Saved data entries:
----

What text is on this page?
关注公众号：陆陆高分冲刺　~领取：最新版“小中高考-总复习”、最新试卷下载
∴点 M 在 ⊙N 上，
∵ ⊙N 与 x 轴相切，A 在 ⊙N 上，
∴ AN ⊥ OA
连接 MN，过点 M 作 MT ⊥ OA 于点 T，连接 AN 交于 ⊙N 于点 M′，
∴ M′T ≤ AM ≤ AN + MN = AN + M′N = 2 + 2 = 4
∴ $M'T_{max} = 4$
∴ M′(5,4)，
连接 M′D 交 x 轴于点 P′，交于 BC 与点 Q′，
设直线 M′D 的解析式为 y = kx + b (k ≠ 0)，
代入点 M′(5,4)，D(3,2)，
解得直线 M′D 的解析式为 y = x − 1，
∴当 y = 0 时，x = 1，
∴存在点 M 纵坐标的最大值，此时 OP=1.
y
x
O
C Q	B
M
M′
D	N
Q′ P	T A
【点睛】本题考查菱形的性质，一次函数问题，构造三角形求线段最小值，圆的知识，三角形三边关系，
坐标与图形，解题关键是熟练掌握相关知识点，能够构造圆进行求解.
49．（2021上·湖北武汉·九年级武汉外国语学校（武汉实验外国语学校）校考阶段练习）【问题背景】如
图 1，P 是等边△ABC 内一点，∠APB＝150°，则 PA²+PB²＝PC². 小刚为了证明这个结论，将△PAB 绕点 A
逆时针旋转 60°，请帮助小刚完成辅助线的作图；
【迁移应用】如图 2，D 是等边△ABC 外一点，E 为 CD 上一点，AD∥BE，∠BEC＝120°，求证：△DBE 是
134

----

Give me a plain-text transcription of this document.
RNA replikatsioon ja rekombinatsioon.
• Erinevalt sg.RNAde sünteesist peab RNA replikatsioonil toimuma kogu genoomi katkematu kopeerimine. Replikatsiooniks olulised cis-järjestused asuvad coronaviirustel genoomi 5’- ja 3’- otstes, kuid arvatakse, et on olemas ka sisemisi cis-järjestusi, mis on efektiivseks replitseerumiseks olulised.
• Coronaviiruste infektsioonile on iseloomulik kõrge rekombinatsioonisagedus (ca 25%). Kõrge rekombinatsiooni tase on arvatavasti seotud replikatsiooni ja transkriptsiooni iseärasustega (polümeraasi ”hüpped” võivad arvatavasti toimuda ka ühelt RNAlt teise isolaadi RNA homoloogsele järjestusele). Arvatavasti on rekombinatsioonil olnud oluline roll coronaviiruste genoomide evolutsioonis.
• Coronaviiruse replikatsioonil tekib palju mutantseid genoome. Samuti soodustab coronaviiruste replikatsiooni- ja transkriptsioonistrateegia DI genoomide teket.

----

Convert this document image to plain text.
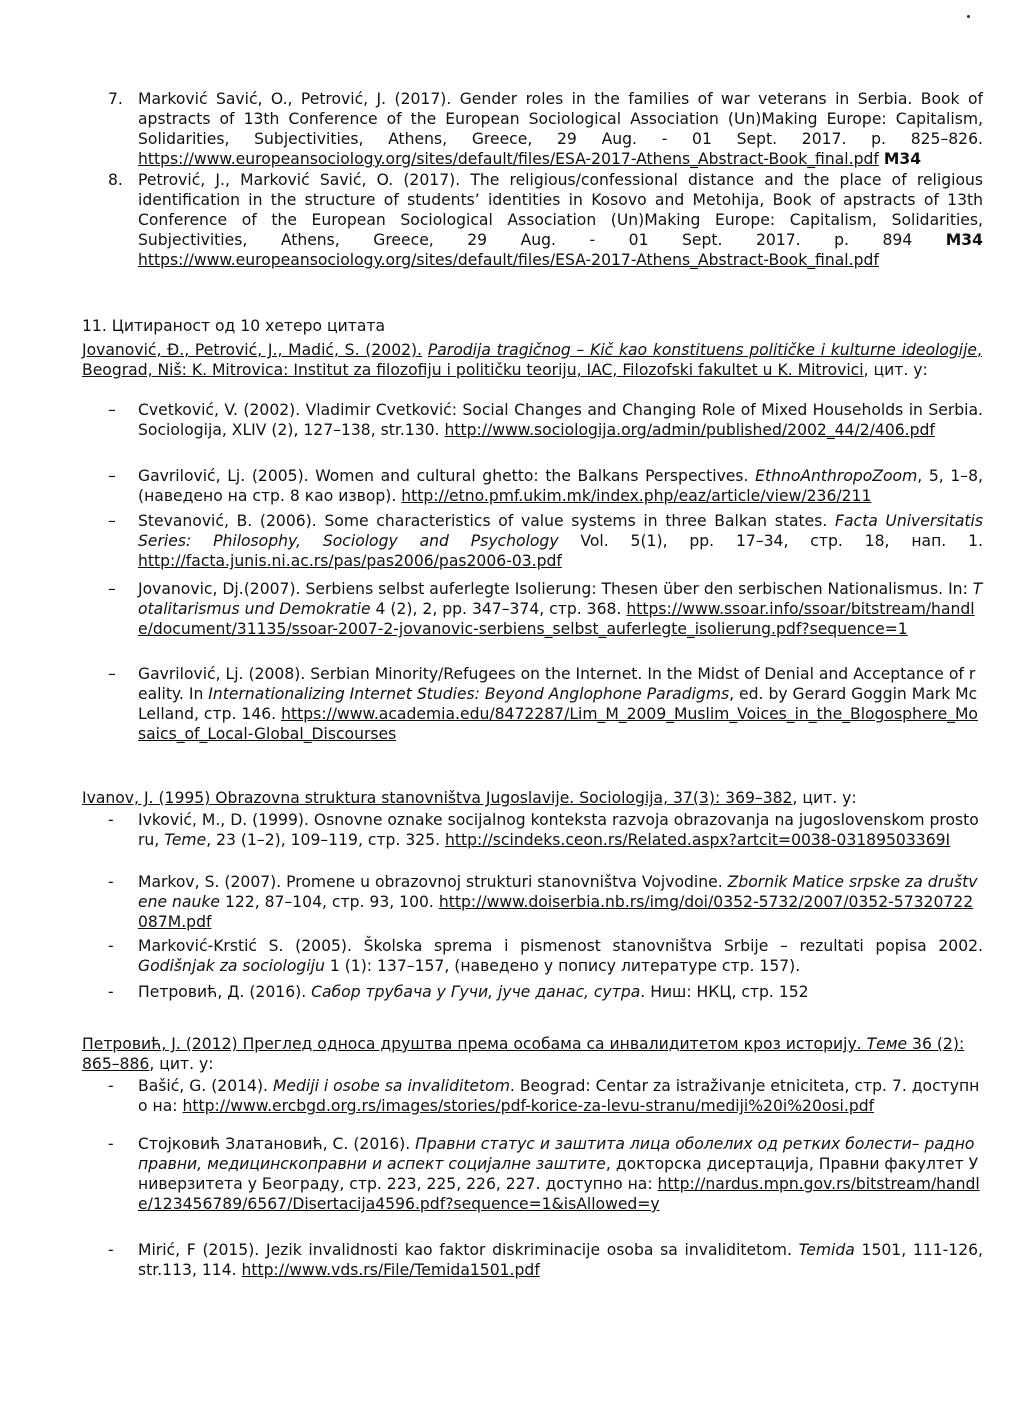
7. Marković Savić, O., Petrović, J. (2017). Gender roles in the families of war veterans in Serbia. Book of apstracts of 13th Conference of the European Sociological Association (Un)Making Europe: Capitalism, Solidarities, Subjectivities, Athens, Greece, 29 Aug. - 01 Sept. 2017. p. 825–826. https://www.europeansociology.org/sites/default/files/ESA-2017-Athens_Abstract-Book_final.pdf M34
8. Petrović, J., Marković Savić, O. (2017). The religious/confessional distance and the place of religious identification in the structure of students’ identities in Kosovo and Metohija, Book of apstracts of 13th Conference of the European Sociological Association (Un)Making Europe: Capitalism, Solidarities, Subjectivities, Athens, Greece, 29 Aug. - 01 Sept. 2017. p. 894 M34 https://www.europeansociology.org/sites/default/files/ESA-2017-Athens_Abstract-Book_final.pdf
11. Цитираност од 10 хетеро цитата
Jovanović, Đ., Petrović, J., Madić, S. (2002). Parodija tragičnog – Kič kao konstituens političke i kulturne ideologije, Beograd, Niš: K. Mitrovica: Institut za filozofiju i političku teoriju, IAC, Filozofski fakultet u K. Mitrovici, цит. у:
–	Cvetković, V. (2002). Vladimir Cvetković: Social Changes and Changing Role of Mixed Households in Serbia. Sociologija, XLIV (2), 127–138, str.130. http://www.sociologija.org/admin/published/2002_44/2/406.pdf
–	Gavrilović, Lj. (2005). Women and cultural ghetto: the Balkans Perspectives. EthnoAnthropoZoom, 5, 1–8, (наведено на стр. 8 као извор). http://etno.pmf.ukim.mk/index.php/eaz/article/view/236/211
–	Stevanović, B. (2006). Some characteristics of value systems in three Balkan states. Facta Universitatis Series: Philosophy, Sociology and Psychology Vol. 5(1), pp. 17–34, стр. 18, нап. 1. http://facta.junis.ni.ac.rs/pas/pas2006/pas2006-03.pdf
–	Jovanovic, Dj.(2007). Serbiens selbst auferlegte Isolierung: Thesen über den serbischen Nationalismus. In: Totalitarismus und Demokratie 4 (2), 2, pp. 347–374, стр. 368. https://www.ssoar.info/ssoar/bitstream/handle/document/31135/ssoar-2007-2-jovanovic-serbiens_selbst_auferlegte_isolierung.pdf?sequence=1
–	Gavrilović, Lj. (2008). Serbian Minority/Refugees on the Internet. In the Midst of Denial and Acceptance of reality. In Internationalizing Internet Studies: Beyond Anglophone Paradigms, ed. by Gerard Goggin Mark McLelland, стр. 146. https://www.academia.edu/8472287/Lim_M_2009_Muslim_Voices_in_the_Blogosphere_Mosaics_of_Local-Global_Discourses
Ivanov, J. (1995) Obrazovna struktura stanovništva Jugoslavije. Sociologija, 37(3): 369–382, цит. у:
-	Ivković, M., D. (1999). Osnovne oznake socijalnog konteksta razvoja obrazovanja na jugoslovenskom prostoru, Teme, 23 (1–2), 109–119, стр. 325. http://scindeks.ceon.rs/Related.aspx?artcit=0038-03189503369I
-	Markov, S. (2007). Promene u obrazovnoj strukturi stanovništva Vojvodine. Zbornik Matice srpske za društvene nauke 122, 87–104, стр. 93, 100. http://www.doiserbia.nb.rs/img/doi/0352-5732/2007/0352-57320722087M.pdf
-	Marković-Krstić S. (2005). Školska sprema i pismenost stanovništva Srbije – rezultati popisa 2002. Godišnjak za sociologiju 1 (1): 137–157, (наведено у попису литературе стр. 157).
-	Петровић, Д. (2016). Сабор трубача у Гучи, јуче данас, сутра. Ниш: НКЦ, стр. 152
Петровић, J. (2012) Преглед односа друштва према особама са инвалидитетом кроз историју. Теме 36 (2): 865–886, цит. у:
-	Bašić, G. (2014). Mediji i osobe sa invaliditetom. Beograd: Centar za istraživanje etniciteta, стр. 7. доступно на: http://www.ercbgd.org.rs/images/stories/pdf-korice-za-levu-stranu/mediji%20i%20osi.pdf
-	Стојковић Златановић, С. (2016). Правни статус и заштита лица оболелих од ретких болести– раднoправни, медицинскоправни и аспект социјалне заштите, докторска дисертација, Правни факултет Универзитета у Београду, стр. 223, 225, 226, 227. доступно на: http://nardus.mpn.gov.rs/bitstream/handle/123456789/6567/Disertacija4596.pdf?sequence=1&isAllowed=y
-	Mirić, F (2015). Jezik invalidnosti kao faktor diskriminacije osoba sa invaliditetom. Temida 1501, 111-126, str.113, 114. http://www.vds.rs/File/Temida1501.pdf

----

### The exercise
Show the lines where the word "Subjectivities" appears in the entries.

### Problem solution
7. Marković Savić, O., Petrović, J. (2017). Gender roles in the families of war veterans in Serbia. Book of apstracts of 13th Conference of the European Sociological Association (Un)Making Europe: Capitalism, Solidarities, Subjectivities, Athens, Greece, 29 Aug. - 01 Sept. 2017. p. 825–826. https://www.europeansociology.org/sites/default/files/ESA-2017-Athens_Abstract-Book_final.pdf M34
8. Petrović, J., Marković Savić, O. (2017). The religious/confessional distance and the place of religious identification in the structure of students’ identities in Kosovo and Metohija, Book of apstracts of 13th Conference of the European Sociological Association (Un)Making Europe: Capitalism, Solidarities, Subjectivities, Athens, Greece, 29 Aug. - 01 Sept. 2017. p. 894 M34 https://www.europeansociology.org/sites/default/files/ESA-2017-Athens_Abstract-Book_final.pdf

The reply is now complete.